■ To do:
Leaving out the pictures, transcribe all of the records faithfully.

■ Data provided:
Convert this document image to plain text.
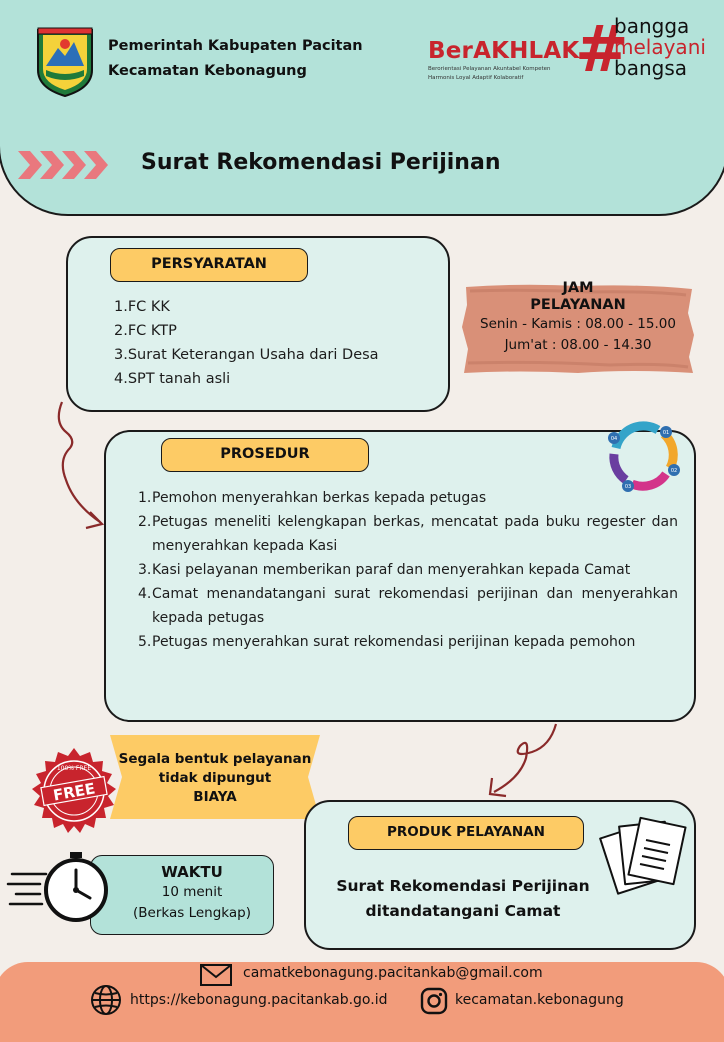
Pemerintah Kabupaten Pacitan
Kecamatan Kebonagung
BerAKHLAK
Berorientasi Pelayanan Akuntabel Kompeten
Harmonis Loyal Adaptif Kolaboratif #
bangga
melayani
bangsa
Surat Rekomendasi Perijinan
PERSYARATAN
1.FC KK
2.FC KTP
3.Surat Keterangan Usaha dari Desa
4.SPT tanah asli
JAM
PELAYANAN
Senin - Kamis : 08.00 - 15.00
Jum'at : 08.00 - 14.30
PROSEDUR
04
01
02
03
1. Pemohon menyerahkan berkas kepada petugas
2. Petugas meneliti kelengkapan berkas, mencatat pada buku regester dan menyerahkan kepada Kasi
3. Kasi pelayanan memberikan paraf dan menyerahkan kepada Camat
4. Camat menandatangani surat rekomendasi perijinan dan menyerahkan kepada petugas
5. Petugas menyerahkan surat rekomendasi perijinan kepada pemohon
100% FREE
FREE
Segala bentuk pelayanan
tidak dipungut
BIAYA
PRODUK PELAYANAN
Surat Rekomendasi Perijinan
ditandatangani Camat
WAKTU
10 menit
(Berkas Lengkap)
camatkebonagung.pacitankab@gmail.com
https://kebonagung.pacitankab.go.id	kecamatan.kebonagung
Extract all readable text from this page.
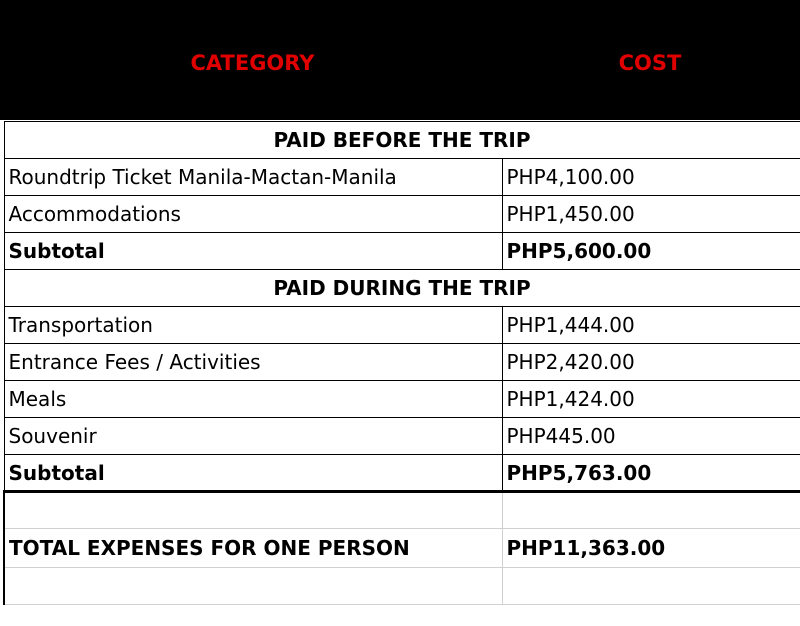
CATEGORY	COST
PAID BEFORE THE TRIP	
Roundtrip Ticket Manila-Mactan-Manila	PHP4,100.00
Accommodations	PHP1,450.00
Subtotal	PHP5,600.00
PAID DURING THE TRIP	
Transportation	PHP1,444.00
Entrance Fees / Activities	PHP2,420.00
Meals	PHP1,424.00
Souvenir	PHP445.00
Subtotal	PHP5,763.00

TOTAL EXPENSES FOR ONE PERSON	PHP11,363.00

■ Expected answer:
Convert this document image to plain text.
Pemerintah Kabupaten Pacitan
Kecamatan Kebonagung
BerAKHLAK
Berorientasi Pelayanan Akuntabel Kompeten
Harmonis Loyal Adaptif Kolaboratif #
bangga
melayani
bangsa
Surat Rekomendasi Perijinan
PERSYARATAN
1.FC KK
2.FC KTP
3.Surat Keterangan Usaha dari Desa
4.SPT tanah asli
JAM
PELAYANAN
Senin - Kamis : 08.00 - 15.00
Jum'at : 08.00 - 14.30
PROSEDUR
04
01
02
03
1. Pemohon menyerahkan berkas kepada petugas
2. Petugas meneliti kelengkapan berkas, mencatat pada buku regester dan menyerahkan kepada Kasi
3. Kasi pelayanan memberikan paraf dan menyerahkan kepada Camat
4. Camat menandatangani surat rekomendasi perijinan dan menyerahkan kepada petugas
5. Petugas menyerahkan surat rekomendasi perijinan kepada pemohon
100% FREE
FREE
Segala bentuk pelayanan
tidak dipungut
BIAYA
PRODUK PELAYANAN
Surat Rekomendasi Perijinan
ditandatangani Camat
WAKTU
10 menit
(Berkas Lengkap)
camatkebonagung.pacitankab@gmail.com
https://kebonagung.pacitankab.go.id	kecamatan.kebonagung
Extract all readable text from this page.
CATEGORY	COST
PAID BEFORE THE TRIP	
Roundtrip Ticket Manila-Mactan-Manila	PHP4,100.00
Accommodations	PHP1,450.00
Subtotal	PHP5,600.00
PAID DURING THE TRIP	
Transportation	PHP1,444.00
Entrance Fees / Activities	PHP2,420.00
Meals	PHP1,424.00
Souvenir	PHP445.00
Subtotal	PHP5,763.00

TOTAL EXPENSES FOR ONE PERSON	PHP11,363.00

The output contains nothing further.